─── TEXT PASSAGE

Generally the people who are actually into multiplayer games accept anticheat software as a necessary evil. Yes, they're not exactly enthused about what amounts to game-supporting spyware, but playing a game that's rife with hackers is a miserable experience.



Grifters, trolls, asshats always find their way into communities that are centrally moderated. That includes most online games and social media today. This problem isn't solved with anti cheat and government ID checks. In fact this problem was solved years ago, simply by letting each community create their own spaces with their own rules. This means some spaces are private. Others may be semi-open. And some will be fully open, and yes that will always be chaotic.

The only multi-player games I play are with friends or their friends, ie people I already trust. The only social media i use is group chats with friends. Of course, you can have more open and anonymous spaces like we have here on HN, but you need more moderation and the moderators need to feel some sense of pride/ownership to keep on working for free.


This I agree. Furthermore, you should be able to do such a community by a local network (LAN) instead of using the internet, if you wish. (Free software has this advantage, too; if it does not already do that, you could change it to work.) (Also, some tournaments might be set up in a room in a building; there, they can have dedicated computers.)

──────
─── RECORDS

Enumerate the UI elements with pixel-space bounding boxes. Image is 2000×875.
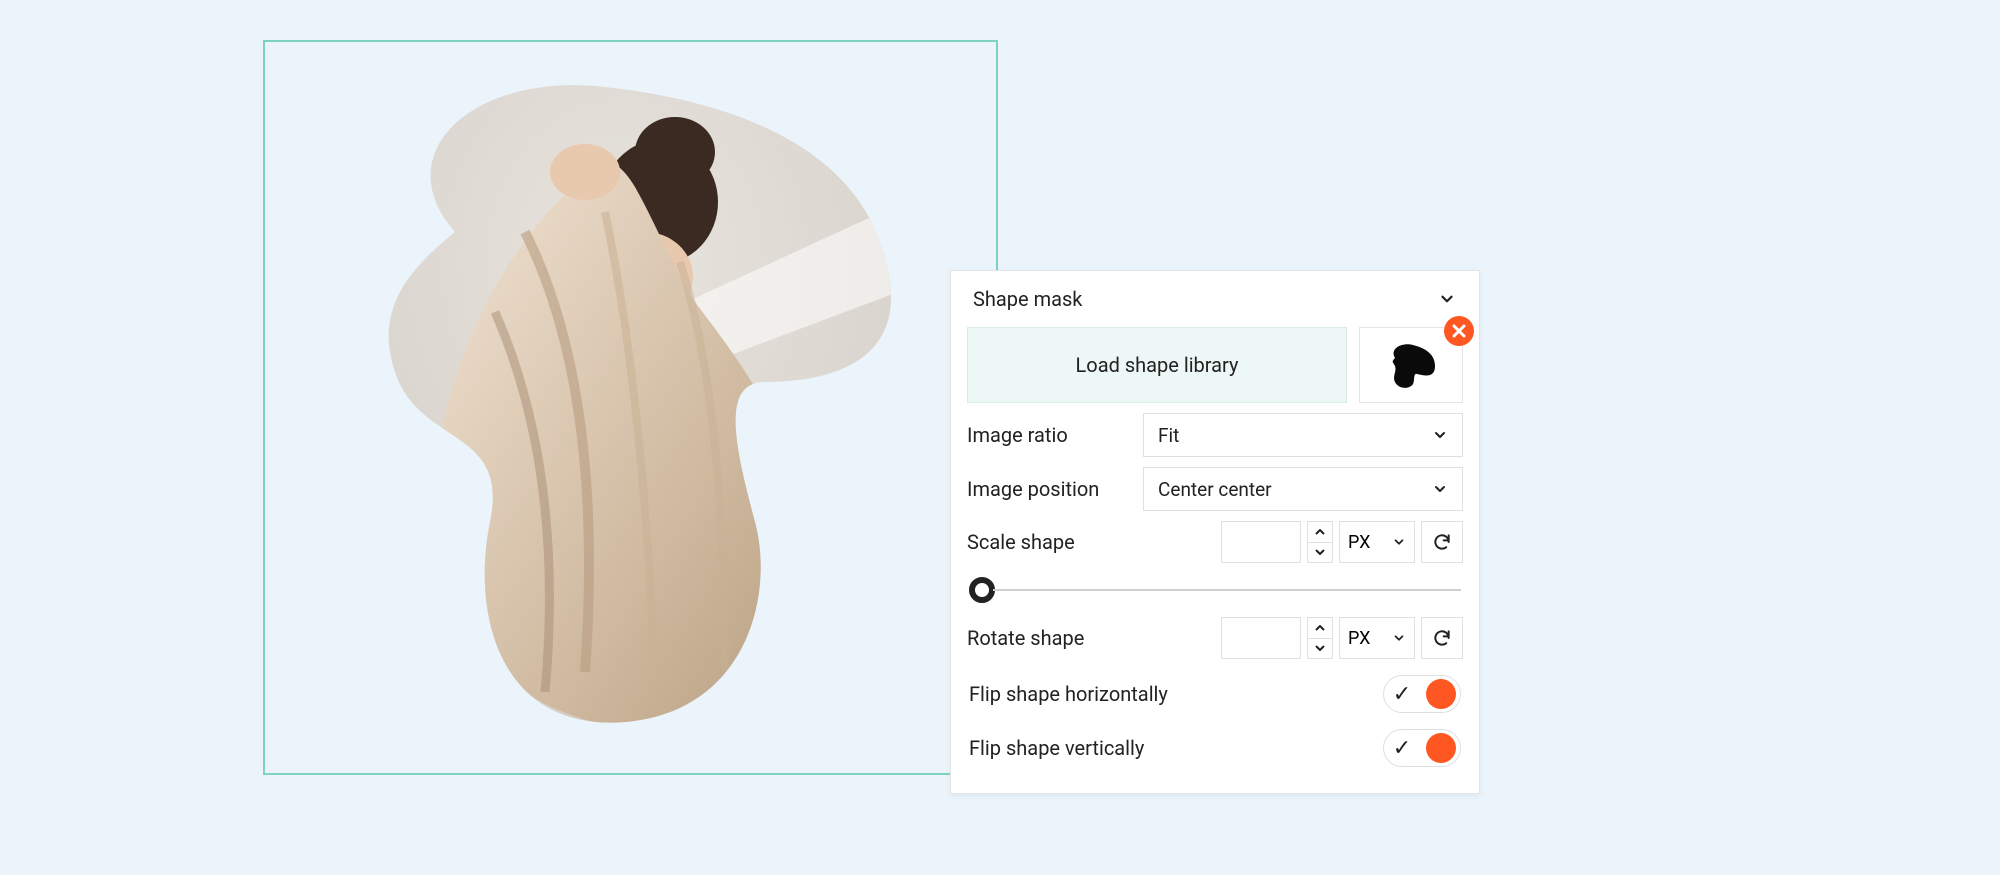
chevron-down-icon — [1392, 535, 1406, 549]
chevron-down-icon[interactable] — [1308, 639, 1332, 659]
image-position-value: Center center — [1158, 478, 1272, 501]
rotate-stepper[interactable] — [1307, 617, 1333, 659]
chevron-down-icon — [1437, 289, 1457, 309]
flip-vertical-toggle[interactable]: ✓ — [1383, 729, 1461, 767]
rotate-reset-button[interactable] — [1421, 617, 1463, 659]
scale-shape-label: Scale shape — [967, 530, 1187, 554]
image-ratio-label: Image ratio — [967, 423, 1131, 447]
reset-icon — [1432, 628, 1452, 648]
shape-preview[interactable] — [1359, 327, 1463, 403]
scale-slider[interactable] — [967, 571, 1463, 617]
chevron-up-icon[interactable] — [1308, 522, 1332, 543]
masked-image[interactable] — [325, 52, 925, 752]
flip-horizontal-toggle[interactable]: ✓ — [1383, 675, 1461, 713]
chevron-down-icon — [1392, 631, 1406, 645]
load-shape-library-button[interactable]: Load shape library — [967, 327, 1347, 403]
rotate-input[interactable] — [1221, 617, 1301, 659]
scale-input[interactable] — [1221, 521, 1301, 563]
slider-track — [993, 589, 1461, 591]
image-position-select[interactable]: Center center — [1143, 467, 1463, 511]
rotate-shape-label: Rotate shape — [967, 626, 1187, 650]
check-icon: ✓ — [1388, 736, 1416, 761]
scale-unit-value: PX — [1348, 532, 1370, 553]
close-icon — [1451, 323, 1467, 339]
scale-unit-select[interactable]: PX — [1339, 521, 1415, 563]
reset-icon — [1432, 532, 1452, 552]
panel-header[interactable]: Shape mask — [951, 271, 1479, 327]
panel-body: Load shape library Image ratio Fit — [951, 327, 1479, 793]
remove-shape-button[interactable] — [1444, 316, 1474, 346]
chevron-down-icon — [1432, 481, 1448, 497]
scale-reset-button[interactable] — [1421, 521, 1463, 563]
panel-title: Shape mask — [973, 287, 1082, 311]
image-ratio-value: Fit — [1158, 424, 1179, 447]
chevron-up-icon[interactable] — [1308, 618, 1332, 639]
chevron-down-icon[interactable] — [1308, 543, 1332, 563]
canvas-selection-frame[interactable] — [263, 40, 998, 775]
flip-vertical-label: Flip shape vertically — [969, 736, 1144, 760]
toggle-knob — [1426, 733, 1456, 763]
blob-shape-icon — [1383, 340, 1439, 390]
chevron-down-icon — [1432, 427, 1448, 443]
image-ratio-select[interactable]: Fit — [1143, 413, 1463, 457]
image-position-label: Image position — [967, 477, 1131, 501]
rotate-unit-value: PX — [1348, 628, 1370, 649]
load-shape-library-label: Load shape library — [1076, 353, 1239, 377]
rotate-unit-select[interactable]: PX — [1339, 617, 1415, 659]
flip-horizontal-label: Flip shape horizontally — [969, 682, 1168, 706]
shape-mask-panel: Shape mask Load shape library Image — [950, 270, 1480, 794]
toggle-knob — [1426, 679, 1456, 709]
check-icon: ✓ — [1388, 682, 1416, 707]
scale-stepper[interactable] — [1307, 521, 1333, 563]
slider-thumb[interactable] — [969, 577, 995, 603]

──────

SET PROBLEM A
In the discussion of anticheat software and online communities, who are the only people the writer plays multiplayer games with?
SET PROBLEM B
Pick up the discussion of anticheat software and online communities after its last sentence and keep it going.
The records were taken from a separate source.

WRITTEN ANSWER A
Friends or friends of friends, people the writer already trusts.

WRITTEN ANSWER B
Private walled gardens would pretty much kill the competitive scene of most games.

I used to play competitive dota (the original wc3 map) back in the day and the inhouse leagues were a massive pain in the ass. Same with all the various leagues for counter strike (1.6 at the time). UX was terrible, the moderation sucked and you still had to have anti-cheat as people would cheat even in private spaces. Usually the easiest way to get up the ladder was do something dubious and be good friends with the mods so they would rule in your favor.

People use cheats even at LAN events too. So yeah for competitive multiplayer anti-cheat is pretty much required.


At top level I think most scenes are private walled gardens. With possibly some path to raise there outside franchise models.

For average players yes, central developer driven model is much easier and simpler.


Counter-argument is Smash Bros, which is basically only private games and has a competitive scene.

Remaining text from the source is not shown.